This is a DX Tele that I refinished in Graffiti Yellow. I have made a few of these some years back. I really do not enjoy refinishing guitars as it takes a lot of work to get them to turn out really nice. I do mostly studio work, and I was looking for a guitar that had a large diversity sounds and was quiet. The concept was taking shape for a great guitar, both for live playing and for studio work. I moved toward more of a vintage Tele sound by putting vintage Fender Tele bridge plate with Calibrated Brass Saddles like the ones developed for Danny Gatton’s Custom Shop Teles. These keep the intonation more accurate than the old straight stock brass saddles. This model had the Tiger Flamed Foto Neck with really nice flame in the Rosewood.

The tone control on this Tele is a Fender TBX tone pot. This control cuts either treble or bass instead of the standard style of tone that cuts treble only, thus = T (treble) B (bass) X (Cut). When you turn this knob, you can feel a halfway point, which is tone neutral. This was wired to the neck and middle pickups, bypassing the bridge pickup. I used the a Blue Lace Sensor in the neck for a warm 50s P-90 sound and a Silver Lace Sensor in the middle for a fat 70s Strat sound. The bridge pickup is a 50's Fender CustomShop. The guitar was great, but the bridge was not hot enough to keep up with the Lace pickups.
• • •
## Problems and tasks
[1] In the passage on the refinished Tele, what pickup sits in the middle position?
[2] Copy the passage on the refinished Tele between "The tone control" and "the Lace pickups.", inclusive.
[3] Carry on the passage on the refinished Tele from its final sentence.

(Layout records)
• • •
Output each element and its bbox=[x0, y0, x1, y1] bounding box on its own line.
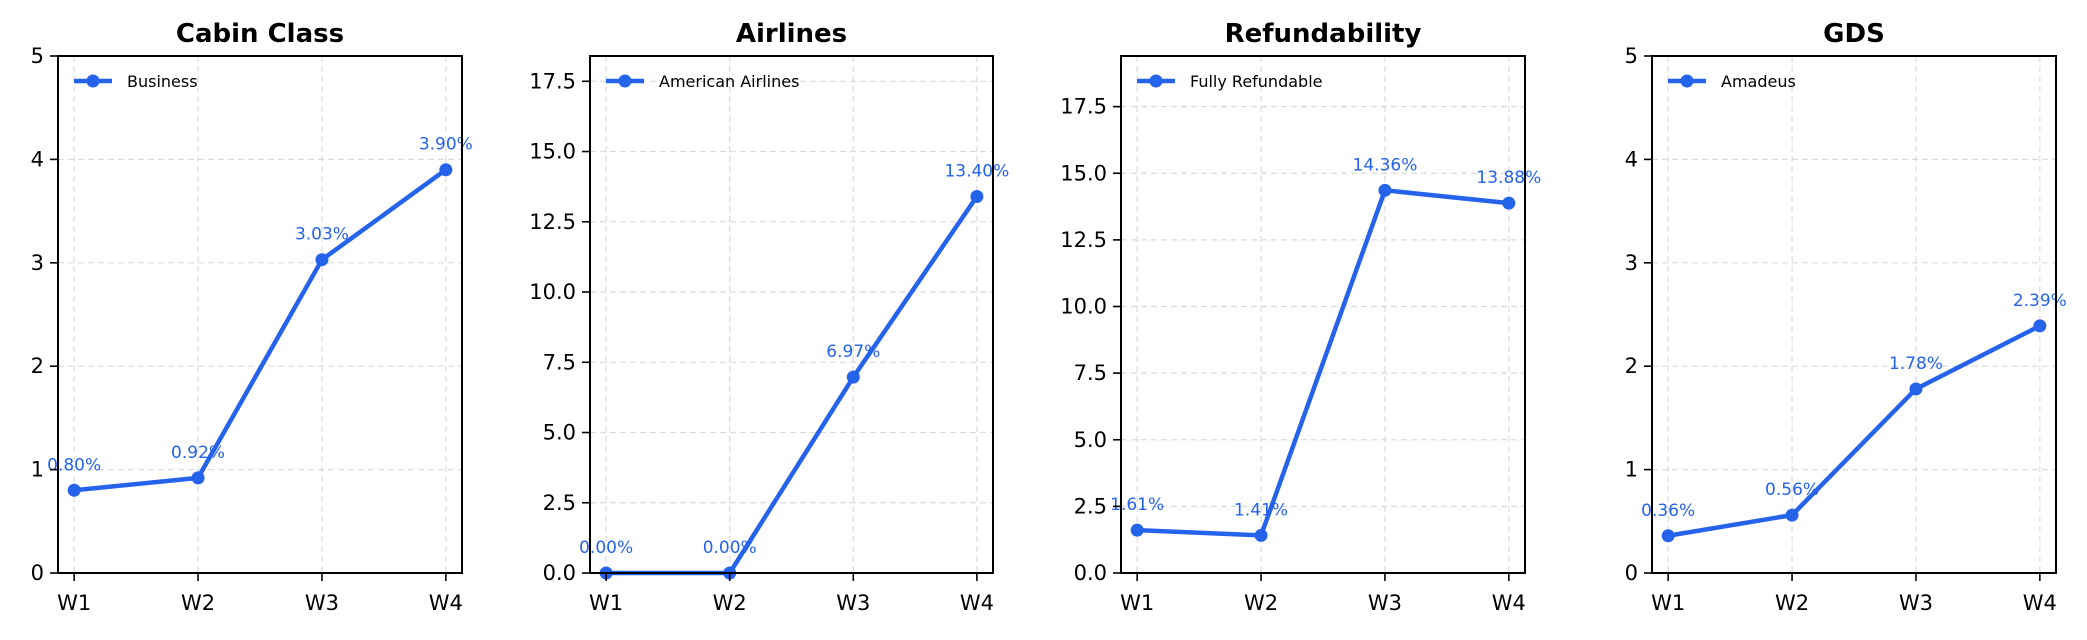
y-tick-label: 3 bbox=[1625, 251, 1638, 275]
data-point bbox=[1502, 196, 1516, 210]
data-point bbox=[1785, 508, 1799, 522]
x-tick-label: W2 bbox=[713, 591, 747, 615]
x-tick-label: W4 bbox=[960, 591, 994, 615]
data-label: 0.00% bbox=[579, 538, 633, 558]
data-label: 0.00% bbox=[703, 538, 757, 558]
chart-title: Cabin Class bbox=[176, 19, 344, 49]
x-tick-label: W1 bbox=[57, 591, 91, 615]
series-line bbox=[1137, 188, 1510, 538]
y-tick-label: 15.0 bbox=[529, 140, 576, 164]
legend-marker bbox=[618, 74, 632, 88]
data-point bbox=[439, 163, 453, 177]
data-label: 1.61% bbox=[1110, 495, 1164, 515]
chart-panel-1: 0.80% 0.92% 3.03% 3.90% 0 1 2 3 4 5 W1 W2 W3 W4 Cabin … bbox=[31, 19, 473, 615]
legend-marker bbox=[1149, 74, 1163, 88]
data-label: 0.56% bbox=[1765, 480, 1819, 500]
legend-marker bbox=[86, 74, 100, 88]
y-tick-label: 0.0 bbox=[543, 561, 576, 585]
y-tick-label: 10.0 bbox=[529, 280, 576, 304]
chart-panel-3: 1.61% 1.41% 14.36% 13.88% 0.0 2.5 5.0 7.5 10.0 12… bbox=[1060, 19, 1541, 615]
y-tick-label: 3 bbox=[31, 251, 44, 275]
legend-label: Amadeus bbox=[1721, 72, 1796, 91]
data-label: 0.36% bbox=[1641, 501, 1695, 521]
y-tick-label: 15.0 bbox=[1060, 161, 1107, 185]
data-label: 0.80% bbox=[47, 455, 101, 475]
y-tick-label: 0 bbox=[31, 561, 44, 585]
legend-label: American Airlines bbox=[659, 72, 799, 91]
y-tick-label: 0.0 bbox=[1074, 561, 1107, 585]
data-point bbox=[315, 253, 329, 267]
y-tick-label: 4 bbox=[1625, 147, 1638, 171]
y-tick-label: 5.0 bbox=[1074, 428, 1107, 452]
data-label: 3.90% bbox=[419, 135, 473, 155]
y-tick-label: 5 bbox=[1625, 44, 1638, 68]
x-tick-label: W2 bbox=[1244, 591, 1278, 615]
y-tick-label: 4 bbox=[31, 147, 44, 171]
y-tick-label: 5 bbox=[31, 44, 44, 68]
y-tick-label: 7.5 bbox=[543, 350, 576, 374]
y-tick-label: 10.0 bbox=[1060, 295, 1107, 319]
y-tick-label: 2.5 bbox=[1074, 494, 1107, 518]
y-tick-label: 17.5 bbox=[529, 69, 576, 93]
chart-panel-2: 0.00% 0.00% 6.97% 13.40% 0.0 2.5 5.0 7.5 10.0 12.… bbox=[529, 19, 1009, 615]
x-tick-label: W4 bbox=[2023, 591, 2057, 615]
series-line bbox=[1667, 323, 2041, 538]
legend-label: Business bbox=[127, 72, 198, 91]
chart-panel-4: 0.36% 0.56% 1.78% 2.39% 0 1 2 3 4 5 W1 W2 W3 W4 GDS Ama… bbox=[1625, 19, 2067, 615]
data-label: 14.36% bbox=[1353, 155, 1418, 175]
y-tick-label: 5.0 bbox=[543, 421, 576, 445]
series-line bbox=[73, 167, 448, 493]
chart-title: GDS bbox=[1823, 19, 1885, 49]
x-tick-label: W4 bbox=[429, 591, 463, 615]
data-label: 13.40% bbox=[944, 161, 1009, 181]
x-tick-label: W3 bbox=[1368, 591, 1402, 615]
axes-frame bbox=[1120, 55, 1526, 574]
data-label: 13.88% bbox=[1476, 168, 1541, 188]
y-tick-label: 7.5 bbox=[1074, 361, 1107, 385]
x-tick-label: W3 bbox=[1899, 591, 1933, 615]
data-point bbox=[970, 189, 984, 203]
axes-frame bbox=[589, 55, 994, 574]
x-tick-label: W3 bbox=[305, 591, 339, 615]
axes-frame bbox=[57, 55, 463, 574]
data-point bbox=[1378, 183, 1392, 197]
chart-title: Airlines bbox=[736, 19, 847, 49]
data-label: 3.03% bbox=[295, 225, 349, 245]
y-tick-label: 17.5 bbox=[1060, 95, 1107, 119]
y-tick-label: 2.5 bbox=[543, 491, 576, 515]
data-label: 6.97% bbox=[826, 342, 880, 362]
data-label: 0.92% bbox=[171, 443, 225, 463]
y-tick-label: 2 bbox=[1625, 354, 1638, 378]
data-label: 1.41% bbox=[1234, 500, 1288, 520]
data-point bbox=[1254, 528, 1268, 542]
x-tick-label: W2 bbox=[181, 591, 215, 615]
series-line bbox=[606, 195, 979, 576]
data-point bbox=[1130, 523, 1144, 537]
y-tick-label: 12.5 bbox=[1060, 228, 1107, 252]
y-tick-label: 0 bbox=[1625, 561, 1638, 585]
data-point bbox=[1909, 382, 1923, 396]
x-tick-label: W1 bbox=[589, 591, 623, 615]
data-point bbox=[846, 370, 860, 384]
y-tick-label: 2 bbox=[31, 354, 44, 378]
x-tick-label: W4 bbox=[1492, 591, 1526, 615]
axes-frame bbox=[1651, 55, 2057, 574]
legend-marker bbox=[1680, 74, 1694, 88]
x-tick-label: W3 bbox=[836, 591, 870, 615]
x-tick-label: W2 bbox=[1775, 591, 1809, 615]
y-tick-label: 12.5 bbox=[529, 210, 576, 234]
data-label: 1.78% bbox=[1889, 354, 1943, 374]
y-tick-label: 1 bbox=[1625, 458, 1638, 482]
x-tick-label: W1 bbox=[1651, 591, 1685, 615]
data-point bbox=[191, 471, 205, 485]
legend-label: Fully Refundable bbox=[1190, 72, 1322, 91]
data-point bbox=[1661, 529, 1675, 543]
x-tick-label: W1 bbox=[1120, 591, 1154, 615]
data-point bbox=[2033, 319, 2047, 333]
y-tick-label: 1 bbox=[31, 458, 44, 482]
data-label: 2.39% bbox=[2013, 291, 2067, 311]
chart-title: Refundability bbox=[1225, 19, 1422, 49]
data-point bbox=[67, 483, 81, 497]
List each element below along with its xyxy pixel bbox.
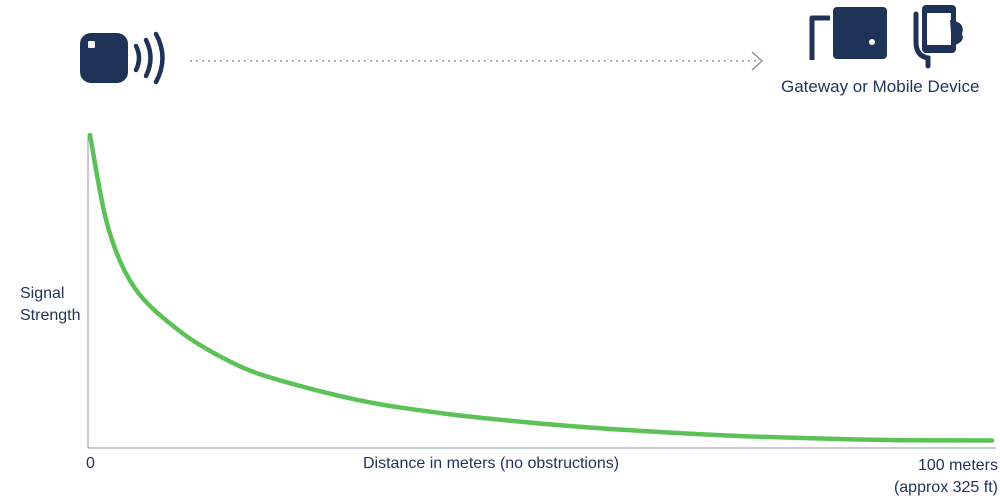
gateway-icon [809,7,887,60]
beacon-icon [80,31,165,85]
signal-strength-curve [87,132,995,443]
device-label: Gateway or Mobile Device [781,77,980,96]
mobile-phone-icon [913,5,963,69]
x-tick-start: 0 [86,455,95,472]
y-axis-label-line-1: Signal [20,285,65,302]
x-axis-title: Distance in meters (no obstructions) [363,455,620,472]
x-tick-end: 100 meters (approx 325 ft) [894,455,998,499]
x-tick-end-line-1: 100 meters [917,457,998,474]
y-axis-label: Signal Strength [20,283,80,327]
y-axis-label-line-2: Strength [20,307,81,324]
x-tick-end-line-2: (approx 325 ft) [893,479,998,496]
dotted-arrow-icon [190,51,764,71]
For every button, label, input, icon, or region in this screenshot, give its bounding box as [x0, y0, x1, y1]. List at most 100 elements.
• • •
## Answers to each task
[1] A Silver Lace Sensor, chosen for a fat 70s Strat sound.

[2]
The tone control on this Tele is a Fender TBX tone pot. This control cuts either treble or bass instead of the standard style of tone that cuts treble only, thus = T (treble) B (bass) X (Cut). When you turn this knob, you can feel a halfway point, which is tone neutral. This was wired to the neck and middle pickups, bypassing the bridge pickup. I used the a Blue Lace Sensor in the neck for a warm 50s P-90 sound and a Silver Lace Sensor in the middle for a fat 70s Strat sound. The bridge pickup is a 50's Fender CustomShop. The guitar was great, but the bridge was not hot enough to keep up with the Lace pickups.

[3]
This is a Blonde (Natural) Foto Flame. These Blonde Tele Fotos are fairly hard to find, especially in mint condition. The Foto Flame necks are really cool with Tiger Flame (and they sell on Ebay for as much as $300 at times.) Most of these have the famous "smiley face " in the print design as mentioned on the Foto-Flame page. I have been told this was a joke on the part of the film processor, who was later fired over the issue (but I can not confirm the story).

I went back to the similar pickup configuration I used on the Number 1. With this set-up, you can get just about any sound you are looking for: sounds like an "almost Gibson," Strat, Tele, or a combination of these guitars. This is a great playing and sounding Strat-o-tele!

The neck pickup is a DiMarzio Virtual Blues stacked humbucker with a tap coil switch to go from single coil to dual coil.

The middle pickup is a Van Zant Vintage Blues single coil reverse wound/reverse polarity to eliminate the hum in positions #2 and #4. (The Van Zant pickup company was started by the father of the famous Van Zant brothers of such groups as .38 Special and Lynyrd Skynyrd. They are hand wound). It delivers a clear blues/country sound and, depending what your amp configuration you have, can deliver a powerful single coil Strat sound—clean or dirty.

The bridge pickup is a Seymour Duncan Vintage Broadcaster. The first Telecaster pickup (1948) had an unprecedented edgy sound and great sustain. Leo Fender called it the Broadcaster, and Seymour Duncan made this one is made this one exactly like it. It has all the bright crispness and bite of the old traditional Tele.

This is one of the most common colors in these DX Teles. It is a Wine Red Foto Flame Custom Tele DX.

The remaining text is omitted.